#### GIVEN DATA

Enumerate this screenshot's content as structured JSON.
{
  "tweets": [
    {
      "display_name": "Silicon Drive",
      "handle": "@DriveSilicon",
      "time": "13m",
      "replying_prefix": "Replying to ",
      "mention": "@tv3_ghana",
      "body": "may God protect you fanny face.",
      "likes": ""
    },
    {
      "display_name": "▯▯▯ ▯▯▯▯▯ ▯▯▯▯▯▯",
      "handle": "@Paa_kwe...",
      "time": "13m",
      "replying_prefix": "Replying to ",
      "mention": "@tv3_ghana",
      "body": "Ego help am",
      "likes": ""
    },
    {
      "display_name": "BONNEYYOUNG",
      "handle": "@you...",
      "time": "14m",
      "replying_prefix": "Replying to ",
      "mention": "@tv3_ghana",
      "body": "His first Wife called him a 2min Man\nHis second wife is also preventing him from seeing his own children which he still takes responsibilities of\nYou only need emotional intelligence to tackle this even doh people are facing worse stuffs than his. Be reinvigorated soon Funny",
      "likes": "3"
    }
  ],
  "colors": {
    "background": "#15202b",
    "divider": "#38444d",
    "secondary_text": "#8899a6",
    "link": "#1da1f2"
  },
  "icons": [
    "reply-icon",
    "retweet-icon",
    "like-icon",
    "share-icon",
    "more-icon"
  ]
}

########

> GIVEN PROBLEM:
Please output the entries above, every line exactly as it reads.

> OUTPUT OF THE TASK:
Enumerate this screenshot's content as structured JSON.
{
  "tweets": [
    {
      "display_name": "Silicon Drive",
      "handle": "@DriveSilicon",
      "time": "13m",
      "replying_prefix": "Replying to ",
      "mention": "@tv3_ghana",
      "body": "may God protect you fanny face.",
      "likes": ""
    },
    {
      "display_name": "▯▯▯ ▯▯▯▯▯ ▯▯▯▯▯▯",
      "handle": "@Paa_kwe...",
      "time": "13m",
      "replying_prefix": "Replying to ",
      "mention": "@tv3_ghana",
      "body": "Ego help am",
      "likes": ""
    },
    {
      "display_name": "BONNEYYOUNG",
      "handle": "@you...",
      "time": "14m",
      "replying_prefix": "Replying to ",
      "mention": "@tv3_ghana",
      "body": "His first Wife called him a 2min Man\nHis second wife is also preventing him from seeing his own children which he still takes responsibilities of\nYou only need emotional intelligence to tackle this even doh people are facing worse stuffs than his. Be reinvigorated soon Funny",
      "likes": "3"
    }
  ],
  "colors": {
    "background": "#15202b",
    "divider": "#38444d",
    "secondary_text": "#8899a6",
    "link": "#1da1f2"
  },
  "icons": [
    "reply-icon",
    "retweet-icon",
    "like-icon",
    "share-icon",
    "more-icon"
  ]
}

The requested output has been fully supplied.